Stored items:

## Begin

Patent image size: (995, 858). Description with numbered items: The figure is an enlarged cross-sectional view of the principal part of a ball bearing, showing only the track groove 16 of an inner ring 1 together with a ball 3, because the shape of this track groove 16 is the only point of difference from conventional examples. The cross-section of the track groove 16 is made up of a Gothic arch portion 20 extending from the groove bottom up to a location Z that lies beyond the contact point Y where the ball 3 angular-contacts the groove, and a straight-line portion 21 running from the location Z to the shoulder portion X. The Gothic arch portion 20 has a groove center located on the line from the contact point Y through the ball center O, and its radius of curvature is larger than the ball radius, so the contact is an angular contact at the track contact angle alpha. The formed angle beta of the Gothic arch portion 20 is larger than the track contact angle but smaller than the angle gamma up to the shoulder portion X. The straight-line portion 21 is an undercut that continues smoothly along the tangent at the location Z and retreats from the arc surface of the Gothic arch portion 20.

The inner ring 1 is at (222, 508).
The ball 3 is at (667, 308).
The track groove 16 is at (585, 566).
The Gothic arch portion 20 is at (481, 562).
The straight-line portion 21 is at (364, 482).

## End
## Begin

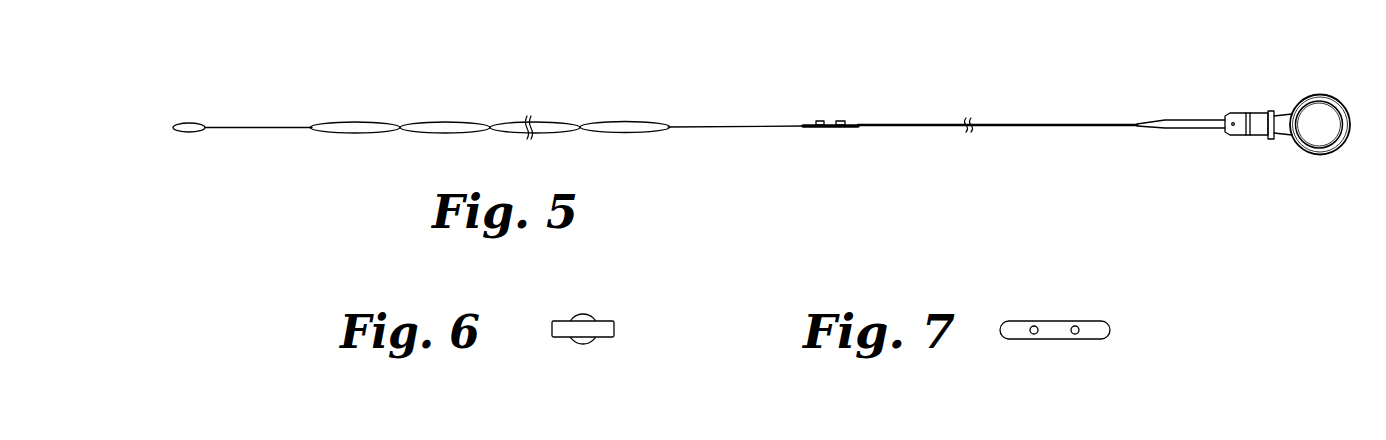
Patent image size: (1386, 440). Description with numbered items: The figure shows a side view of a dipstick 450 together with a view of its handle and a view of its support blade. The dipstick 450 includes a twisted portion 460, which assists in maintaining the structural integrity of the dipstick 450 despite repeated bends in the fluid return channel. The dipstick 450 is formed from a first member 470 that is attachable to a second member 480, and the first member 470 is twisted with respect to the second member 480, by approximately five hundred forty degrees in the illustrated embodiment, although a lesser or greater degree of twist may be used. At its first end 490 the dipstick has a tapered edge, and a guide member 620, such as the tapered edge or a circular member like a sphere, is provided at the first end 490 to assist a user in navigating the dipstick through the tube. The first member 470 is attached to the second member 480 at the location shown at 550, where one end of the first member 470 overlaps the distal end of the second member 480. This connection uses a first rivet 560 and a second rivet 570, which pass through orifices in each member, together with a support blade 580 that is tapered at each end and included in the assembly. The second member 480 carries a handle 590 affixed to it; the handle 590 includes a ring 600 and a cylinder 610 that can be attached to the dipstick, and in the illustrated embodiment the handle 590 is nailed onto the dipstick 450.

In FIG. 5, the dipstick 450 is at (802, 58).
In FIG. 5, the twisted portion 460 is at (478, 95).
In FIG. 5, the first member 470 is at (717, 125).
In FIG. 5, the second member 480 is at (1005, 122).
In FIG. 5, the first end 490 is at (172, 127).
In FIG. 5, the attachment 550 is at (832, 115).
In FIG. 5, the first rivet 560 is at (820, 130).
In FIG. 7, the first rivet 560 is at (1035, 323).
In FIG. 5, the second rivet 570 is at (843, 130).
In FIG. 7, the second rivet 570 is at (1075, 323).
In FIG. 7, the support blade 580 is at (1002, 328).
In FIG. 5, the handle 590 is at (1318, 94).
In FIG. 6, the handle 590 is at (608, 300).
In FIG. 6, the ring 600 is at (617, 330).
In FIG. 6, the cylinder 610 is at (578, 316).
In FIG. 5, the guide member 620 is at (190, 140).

## End
## Begin

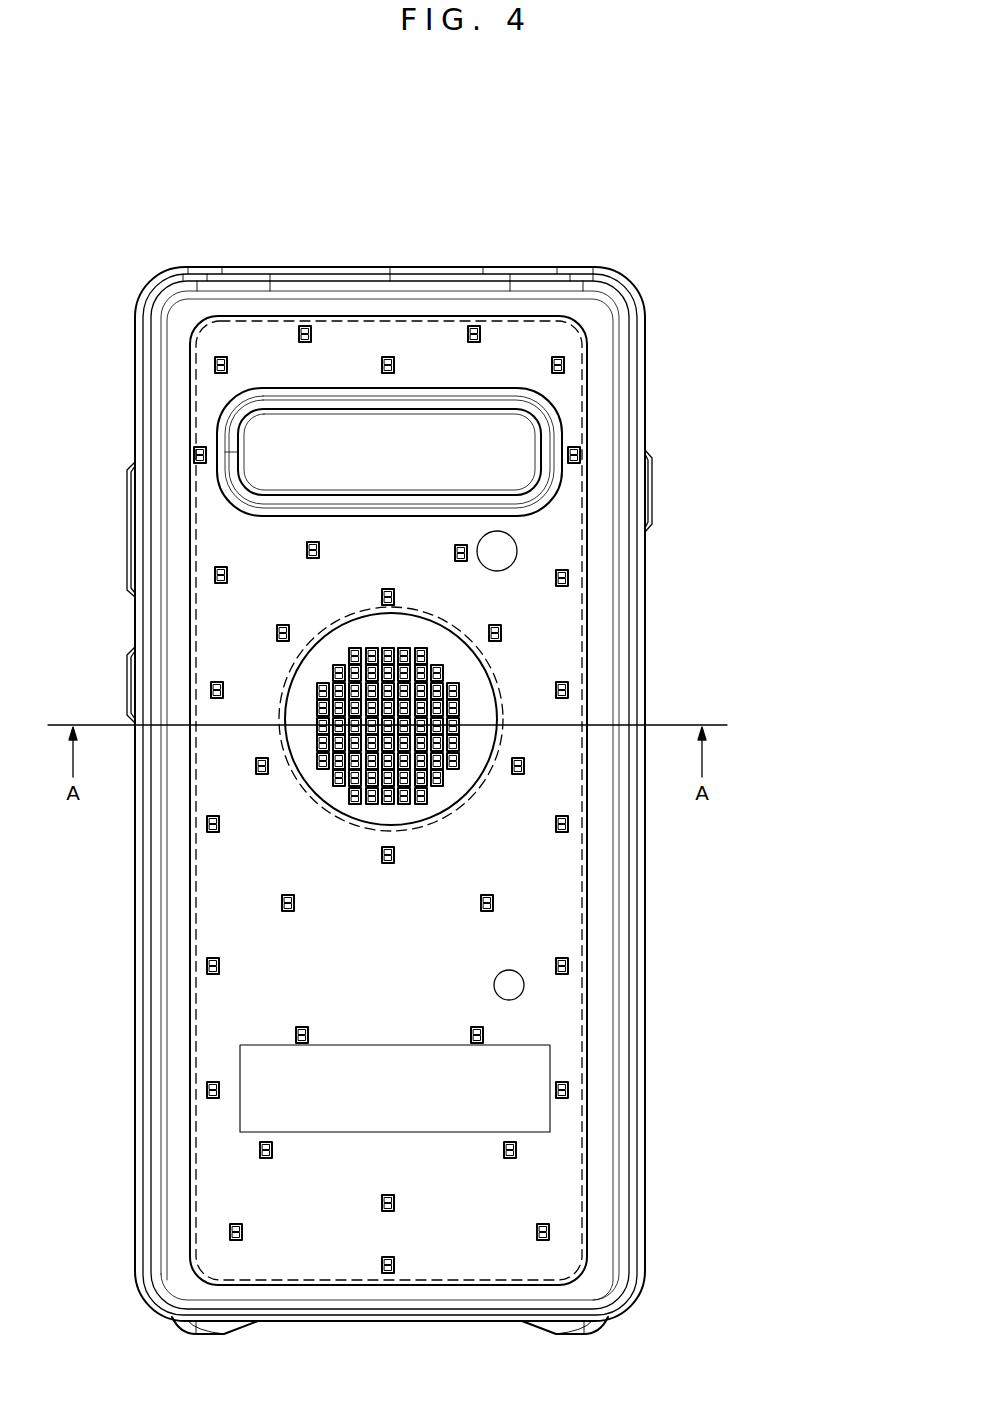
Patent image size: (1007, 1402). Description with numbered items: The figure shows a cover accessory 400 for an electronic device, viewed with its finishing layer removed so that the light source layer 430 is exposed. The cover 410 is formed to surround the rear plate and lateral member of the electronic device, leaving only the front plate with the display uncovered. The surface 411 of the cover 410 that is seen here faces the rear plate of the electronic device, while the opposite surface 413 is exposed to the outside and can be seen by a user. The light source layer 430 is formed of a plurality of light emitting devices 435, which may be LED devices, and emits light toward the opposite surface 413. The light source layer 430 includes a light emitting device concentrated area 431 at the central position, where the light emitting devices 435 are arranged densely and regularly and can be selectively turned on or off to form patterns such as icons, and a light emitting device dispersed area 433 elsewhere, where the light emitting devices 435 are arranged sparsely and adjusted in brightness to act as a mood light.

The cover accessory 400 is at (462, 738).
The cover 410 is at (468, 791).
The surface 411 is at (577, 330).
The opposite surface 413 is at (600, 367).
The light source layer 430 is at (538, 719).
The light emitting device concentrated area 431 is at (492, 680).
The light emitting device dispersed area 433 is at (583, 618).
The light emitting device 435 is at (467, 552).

## End

*STATED GOAL*. Please turn the part of the records that opens with the line containing "Patent image size: (1007, 1402)." and closes with the line containing "The cover 410 is at (468, 791)." into a JSON list of strings, one string per line, leaving out blank lines.

*TASK ANSWER*.
[
  "Patent image size: (1007, 1402). Description with numbered items: The figure shows a cover accessory 400 for an electronic device, viewed with its finishing layer removed so that the light source layer 430 is exposed. The cover 410 is formed to surround the rear plate and lateral member of the electronic device, leaving only the front plate with the display uncovered. The surface 411 of the cover 410 that is seen here faces the rear plate of the electronic device, while the opposite surface 413 is exposed to the outside and can be seen by a user. The light source layer 430 is formed of a plurality of light emitting devices 435, which may be LED devices, and emits light toward the opposite surface 413. The light source layer 430 includes a light emitting device concentrated area 431 at the central position, where the light emitting devices 435 are arranged densely and regularly and can be selectively turned on or off to form patterns such as icons, and a light emitting device dispersed area 433 elsewhere, where the light emitting devices 435 are arranged sparsely and adjusted in brightness to act as a mood light.",
  "The cover accessory 400 is at (462, 738).",
  "The cover 410 is at (468, 791)."
]